* EXERCISE AIM
Every entry needs to be printed exactly, please.

* SUPPLIED DATA
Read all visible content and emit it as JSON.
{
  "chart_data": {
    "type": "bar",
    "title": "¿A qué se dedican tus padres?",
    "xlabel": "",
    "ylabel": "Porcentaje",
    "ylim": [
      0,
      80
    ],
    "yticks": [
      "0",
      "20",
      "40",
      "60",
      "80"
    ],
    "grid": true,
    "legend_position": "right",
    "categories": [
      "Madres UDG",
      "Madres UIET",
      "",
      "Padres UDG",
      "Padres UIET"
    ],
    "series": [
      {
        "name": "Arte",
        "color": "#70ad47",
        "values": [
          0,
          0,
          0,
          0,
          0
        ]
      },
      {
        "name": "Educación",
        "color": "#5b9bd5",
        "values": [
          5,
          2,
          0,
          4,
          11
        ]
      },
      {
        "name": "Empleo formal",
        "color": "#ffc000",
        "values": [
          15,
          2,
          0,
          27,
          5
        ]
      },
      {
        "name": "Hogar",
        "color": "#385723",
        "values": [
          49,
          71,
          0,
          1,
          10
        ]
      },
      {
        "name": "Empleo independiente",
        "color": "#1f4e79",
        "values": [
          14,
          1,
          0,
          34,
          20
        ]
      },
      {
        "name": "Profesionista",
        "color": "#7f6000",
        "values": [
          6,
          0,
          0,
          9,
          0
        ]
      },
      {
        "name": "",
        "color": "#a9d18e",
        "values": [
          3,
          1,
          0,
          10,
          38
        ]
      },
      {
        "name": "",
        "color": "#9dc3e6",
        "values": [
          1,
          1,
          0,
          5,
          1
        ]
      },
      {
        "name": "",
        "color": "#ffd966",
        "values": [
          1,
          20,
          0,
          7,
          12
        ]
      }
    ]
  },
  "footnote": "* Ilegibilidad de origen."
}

* FULL RESPONSE
Read all visible content and emit it as JSON.
{
  "chart_data": {
    "type": "bar",
    "title": "¿A qué se dedican tus padres?",
    "xlabel": "",
    "ylabel": "Porcentaje",
    "ylim": [
      0,
      80
    ],
    "yticks": [
      "0",
      "20",
      "40",
      "60",
      "80"
    ],
    "grid": true,
    "legend_position": "right",
    "categories": [
      "Madres UDG",
      "Madres UIET",
      "",
      "Padres UDG",
      "Padres UIET"
    ],
    "series": [
      {
        "name": "Arte",
        "color": "#70ad47",
        "values": [
          0,
          0,
          0,
          0,
          0
        ]
      },
      {
        "name": "Educación",
        "color": "#5b9bd5",
        "values": [
          5,
          2,
          0,
          4,
          11
        ]
      },
      {
        "name": "Empleo formal",
        "color": "#ffc000",
        "values": [
          15,
          2,
          0,
          27,
          5
        ]
      },
      {
        "name": "Hogar",
        "color": "#385723",
        "values": [
          49,
          71,
          0,
          1,
          10
        ]
      },
      {
        "name": "Empleo independiente",
        "color": "#1f4e79",
        "values": [
          14,
          1,
          0,
          34,
          20
        ]
      },
      {
        "name": "Profesionista",
        "color": "#7f6000",
        "values": [
          6,
          0,
          0,
          9,
          0
        ]
      },
      {
        "name": "",
        "color": "#a9d18e",
        "values": [
          3,
          1,
          0,
          10,
          38
        ]
      },
      {
        "name": "",
        "color": "#9dc3e6",
        "values": [
          1,
          1,
          0,
          5,
          1
        ]
      },
      {
        "name": "",
        "color": "#ffd966",
        "values": [
          1,
          20,
          0,
          7,
          12
        ]
      }
    ]
  },
  "footnote": "* Ilegibilidad de origen."
}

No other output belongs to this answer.